-- INPUT DATA --
• • •
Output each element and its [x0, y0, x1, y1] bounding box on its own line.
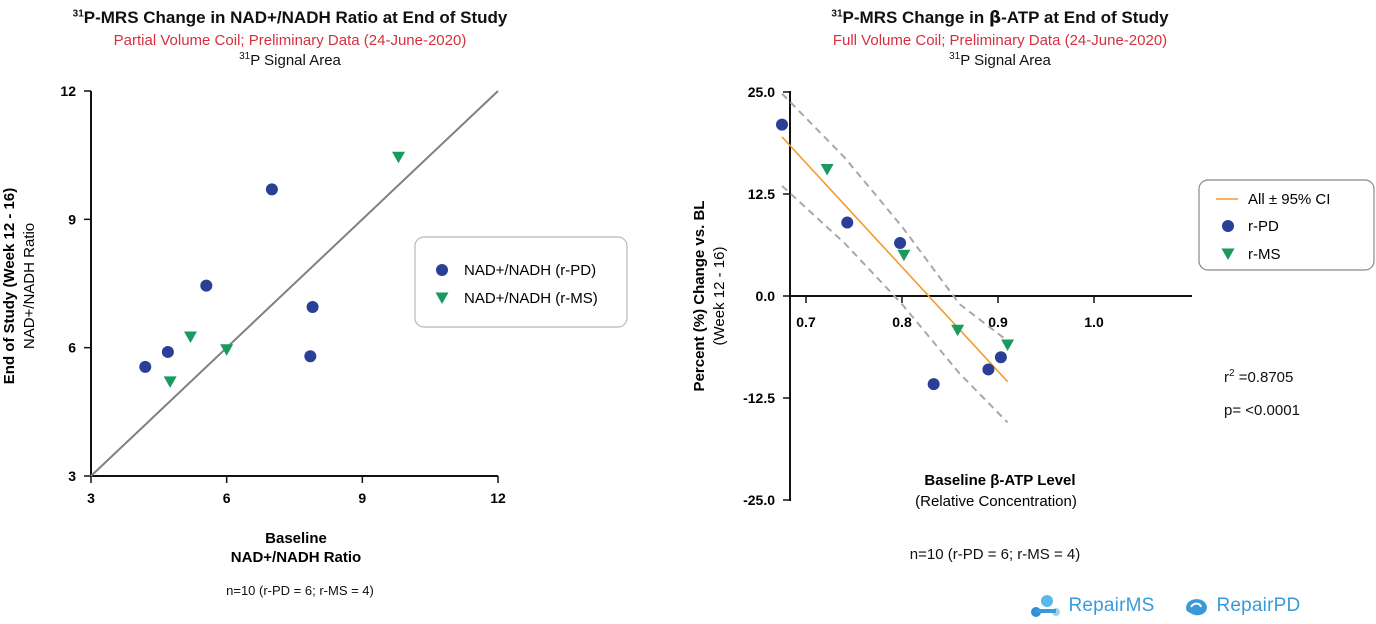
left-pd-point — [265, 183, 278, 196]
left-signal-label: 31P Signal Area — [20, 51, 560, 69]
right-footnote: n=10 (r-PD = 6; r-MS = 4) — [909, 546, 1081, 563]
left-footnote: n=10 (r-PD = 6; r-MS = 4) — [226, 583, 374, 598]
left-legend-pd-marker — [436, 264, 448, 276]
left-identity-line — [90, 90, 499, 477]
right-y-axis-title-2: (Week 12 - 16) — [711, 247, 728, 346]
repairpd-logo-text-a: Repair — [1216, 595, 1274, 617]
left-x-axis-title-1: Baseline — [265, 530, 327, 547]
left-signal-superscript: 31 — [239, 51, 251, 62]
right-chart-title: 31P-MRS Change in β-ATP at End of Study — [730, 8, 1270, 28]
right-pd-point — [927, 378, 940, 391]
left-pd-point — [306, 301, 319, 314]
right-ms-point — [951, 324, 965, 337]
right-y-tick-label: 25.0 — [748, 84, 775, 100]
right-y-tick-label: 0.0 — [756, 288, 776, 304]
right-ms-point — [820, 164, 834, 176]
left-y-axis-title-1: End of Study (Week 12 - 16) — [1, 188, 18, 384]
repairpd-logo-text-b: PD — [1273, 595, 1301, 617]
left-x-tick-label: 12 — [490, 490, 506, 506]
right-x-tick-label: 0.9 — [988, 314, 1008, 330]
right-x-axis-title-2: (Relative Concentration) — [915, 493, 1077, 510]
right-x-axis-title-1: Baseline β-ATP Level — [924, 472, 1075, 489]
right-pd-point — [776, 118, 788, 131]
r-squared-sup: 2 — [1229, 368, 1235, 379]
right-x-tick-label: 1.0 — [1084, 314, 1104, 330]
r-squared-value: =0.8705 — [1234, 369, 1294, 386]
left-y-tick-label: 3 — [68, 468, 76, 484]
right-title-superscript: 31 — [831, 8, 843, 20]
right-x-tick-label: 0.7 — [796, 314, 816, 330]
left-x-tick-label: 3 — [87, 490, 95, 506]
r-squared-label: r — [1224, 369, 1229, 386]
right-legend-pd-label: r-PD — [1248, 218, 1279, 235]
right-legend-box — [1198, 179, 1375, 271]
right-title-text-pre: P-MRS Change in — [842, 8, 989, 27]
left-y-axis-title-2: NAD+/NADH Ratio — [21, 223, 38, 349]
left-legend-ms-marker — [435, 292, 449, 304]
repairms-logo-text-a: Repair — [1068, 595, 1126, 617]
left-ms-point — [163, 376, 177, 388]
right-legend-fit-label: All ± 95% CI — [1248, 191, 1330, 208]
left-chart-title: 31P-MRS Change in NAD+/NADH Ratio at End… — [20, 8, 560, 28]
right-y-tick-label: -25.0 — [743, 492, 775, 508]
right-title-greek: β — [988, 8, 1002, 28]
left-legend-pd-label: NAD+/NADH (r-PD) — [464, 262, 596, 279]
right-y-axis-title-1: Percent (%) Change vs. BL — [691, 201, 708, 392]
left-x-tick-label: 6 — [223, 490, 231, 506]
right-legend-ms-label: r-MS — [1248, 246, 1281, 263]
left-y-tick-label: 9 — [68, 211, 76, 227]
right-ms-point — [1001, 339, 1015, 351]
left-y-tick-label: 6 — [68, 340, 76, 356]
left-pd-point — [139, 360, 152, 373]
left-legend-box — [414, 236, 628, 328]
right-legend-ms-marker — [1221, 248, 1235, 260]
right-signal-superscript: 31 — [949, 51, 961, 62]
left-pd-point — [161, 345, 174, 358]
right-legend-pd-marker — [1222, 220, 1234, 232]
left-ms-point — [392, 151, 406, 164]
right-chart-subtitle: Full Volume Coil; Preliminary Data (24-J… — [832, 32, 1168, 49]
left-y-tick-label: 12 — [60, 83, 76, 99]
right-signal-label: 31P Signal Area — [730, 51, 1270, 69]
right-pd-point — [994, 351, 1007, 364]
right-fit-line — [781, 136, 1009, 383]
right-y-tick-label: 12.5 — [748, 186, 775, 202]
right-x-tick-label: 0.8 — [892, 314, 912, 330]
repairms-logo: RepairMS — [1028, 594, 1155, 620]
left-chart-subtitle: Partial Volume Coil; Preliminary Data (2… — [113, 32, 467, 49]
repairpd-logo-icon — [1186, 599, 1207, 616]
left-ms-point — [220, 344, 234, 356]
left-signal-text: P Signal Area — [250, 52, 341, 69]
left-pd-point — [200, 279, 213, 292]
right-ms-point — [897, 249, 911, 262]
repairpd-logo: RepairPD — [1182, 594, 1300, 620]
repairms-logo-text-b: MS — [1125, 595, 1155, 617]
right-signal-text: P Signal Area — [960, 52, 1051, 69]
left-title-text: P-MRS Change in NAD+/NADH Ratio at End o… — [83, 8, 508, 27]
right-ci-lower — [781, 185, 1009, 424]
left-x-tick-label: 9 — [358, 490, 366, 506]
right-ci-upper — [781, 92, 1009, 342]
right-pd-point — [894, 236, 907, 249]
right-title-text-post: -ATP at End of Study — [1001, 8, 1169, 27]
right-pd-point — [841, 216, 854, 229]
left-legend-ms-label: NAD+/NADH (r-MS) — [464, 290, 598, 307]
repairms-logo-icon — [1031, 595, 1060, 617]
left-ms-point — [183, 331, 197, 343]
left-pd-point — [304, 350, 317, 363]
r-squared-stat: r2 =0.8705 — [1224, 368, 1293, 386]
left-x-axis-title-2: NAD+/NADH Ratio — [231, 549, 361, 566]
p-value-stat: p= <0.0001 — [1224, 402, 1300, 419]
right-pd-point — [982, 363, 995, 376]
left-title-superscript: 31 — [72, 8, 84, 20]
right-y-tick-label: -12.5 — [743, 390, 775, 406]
• • •
-- WHAT YOU HAVE TO DO --
Return all of the lines above verbatim, leaving out any pictures.

-- EXERCISE RESULT --
Output each element and its [x0, y0, x1, y1] bounding box on its own line.
left-pd-point — [265, 183, 278, 196]
left-signal-label: 31P Signal Area — [20, 51, 560, 69]
right-footnote: n=10 (r-PD = 6; r-MS = 4) — [909, 546, 1081, 563]
left-footnote: n=10 (r-PD = 6; r-MS = 4) — [226, 583, 374, 598]
left-legend-pd-marker — [436, 264, 448, 276]
left-identity-line — [90, 90, 499, 477]
right-y-axis-title-2: (Week 12 - 16) — [711, 247, 728, 346]
repairpd-logo-text-a: Repair — [1216, 595, 1274, 617]
left-x-axis-title-1: Baseline — [265, 530, 327, 547]
left-signal-superscript: 31 — [239, 51, 251, 62]
right-chart-title: 31P-MRS Change in β-ATP at End of Study — [730, 8, 1270, 28]
right-pd-point — [927, 378, 940, 391]
left-pd-point — [306, 301, 319, 314]
right-ms-point — [951, 324, 965, 337]
right-y-tick-label: 25.0 — [748, 84, 775, 100]
right-y-tick-label: 0.0 — [756, 288, 776, 304]
right-ms-point — [820, 164, 834, 176]
left-y-axis-title-1: End of Study (Week 12 - 16) — [1, 188, 18, 384]
repairpd-logo-text-b: PD — [1273, 595, 1301, 617]
left-x-tick-label: 12 — [490, 490, 506, 506]
right-x-tick-label: 0.9 — [988, 314, 1008, 330]
right-x-axis-title-2: (Relative Concentration) — [915, 493, 1077, 510]
right-x-axis-title-1: Baseline β-ATP Level — [924, 472, 1075, 489]
right-pd-point — [776, 118, 788, 131]
r-squared-sup: 2 — [1229, 368, 1235, 379]
right-x-tick-label: 1.0 — [1084, 314, 1104, 330]
r-squared-value: =0.8705 — [1234, 369, 1294, 386]
left-y-tick-label: 3 — [68, 468, 76, 484]
right-title-superscript: 31 — [831, 8, 843, 20]
right-x-tick-label: 0.7 — [796, 314, 816, 330]
left-x-tick-label: 3 — [87, 490, 95, 506]
r-squared-label: r — [1224, 369, 1229, 386]
right-legend-pd-label: r-PD — [1248, 218, 1279, 235]
right-legend-box — [1198, 179, 1375, 271]
right-title-text-pre: P-MRS Change in — [842, 8, 989, 27]
left-y-axis-title-2: NAD+/NADH Ratio — [21, 223, 38, 349]
left-legend-ms-marker — [435, 292, 449, 304]
repairms-logo-text-a: Repair — [1068, 595, 1126, 617]
left-ms-point — [163, 376, 177, 388]
right-legend-fit-label: All ± 95% CI — [1248, 191, 1330, 208]
left-chart-title: 31P-MRS Change in NAD+/NADH Ratio at End… — [20, 8, 560, 28]
right-y-tick-label: -25.0 — [743, 492, 775, 508]
right-title-greek: β — [988, 8, 1002, 28]
left-legend-pd-label: NAD+/NADH (r-PD) — [464, 262, 596, 279]
right-y-axis-title-1: Percent (%) Change vs. BL — [691, 201, 708, 392]
left-x-tick-label: 6 — [223, 490, 231, 506]
right-legend-ms-label: r-MS — [1248, 246, 1281, 263]
left-y-tick-label: 9 — [68, 211, 76, 227]
right-ms-point — [1001, 339, 1015, 351]
left-y-tick-label: 6 — [68, 340, 76, 356]
left-pd-point — [139, 360, 152, 373]
left-legend-box — [414, 236, 628, 328]
right-legend-ms-marker — [1221, 248, 1235, 260]
right-signal-superscript: 31 — [949, 51, 961, 62]
left-pd-point — [161, 345, 174, 358]
right-legend-pd-marker — [1222, 220, 1234, 232]
left-ms-point — [392, 151, 406, 164]
right-chart-subtitle: Full Volume Coil; Preliminary Data (24-J… — [832, 32, 1168, 49]
left-y-tick-label: 12 — [60, 83, 76, 99]
right-signal-label: 31P Signal Area — [730, 51, 1270, 69]
right-pd-point — [994, 351, 1007, 364]
right-fit-line — [781, 136, 1009, 383]
right-y-tick-label: 12.5 — [748, 186, 775, 202]
right-x-tick-label: 0.8 — [892, 314, 912, 330]
repairms-logo: RepairMS — [1028, 594, 1155, 620]
left-chart-subtitle: Partial Volume Coil; Preliminary Data (2… — [113, 32, 467, 49]
repairpd-logo-icon — [1186, 599, 1207, 616]
left-ms-point — [220, 344, 234, 356]
left-signal-text: P Signal Area — [250, 52, 341, 69]
left-pd-point — [200, 279, 213, 292]
right-ms-point — [897, 249, 911, 262]
repairpd-logo: RepairPD — [1182, 594, 1300, 620]
repairms-logo-text-b: MS — [1125, 595, 1155, 617]
right-signal-text: P Signal Area — [960, 52, 1051, 69]
left-title-text: P-MRS Change in NAD+/NADH Ratio at End o… — [83, 8, 508, 27]
right-ci-lower — [781, 185, 1009, 424]
left-x-tick-label: 9 — [358, 490, 366, 506]
right-ci-upper — [781, 92, 1009, 342]
right-pd-point — [894, 236, 907, 249]
right-title-text-post: -ATP at End of Study — [1001, 8, 1169, 27]
right-pd-point — [841, 216, 854, 229]
left-legend-ms-label: NAD+/NADH (r-MS) — [464, 290, 598, 307]
repairms-logo-icon — [1031, 595, 1060, 617]
left-ms-point — [183, 331, 197, 343]
left-pd-point — [304, 350, 317, 363]
r-squared-stat: r2 =0.8705 — [1224, 368, 1293, 386]
left-x-axis-title-2: NAD+/NADH Ratio — [231, 549, 361, 566]
p-value-stat: p= <0.0001 — [1224, 402, 1300, 419]
right-pd-point — [982, 363, 995, 376]
left-title-superscript: 31 — [72, 8, 84, 20]
right-y-tick-label: -12.5 — [743, 390, 775, 406]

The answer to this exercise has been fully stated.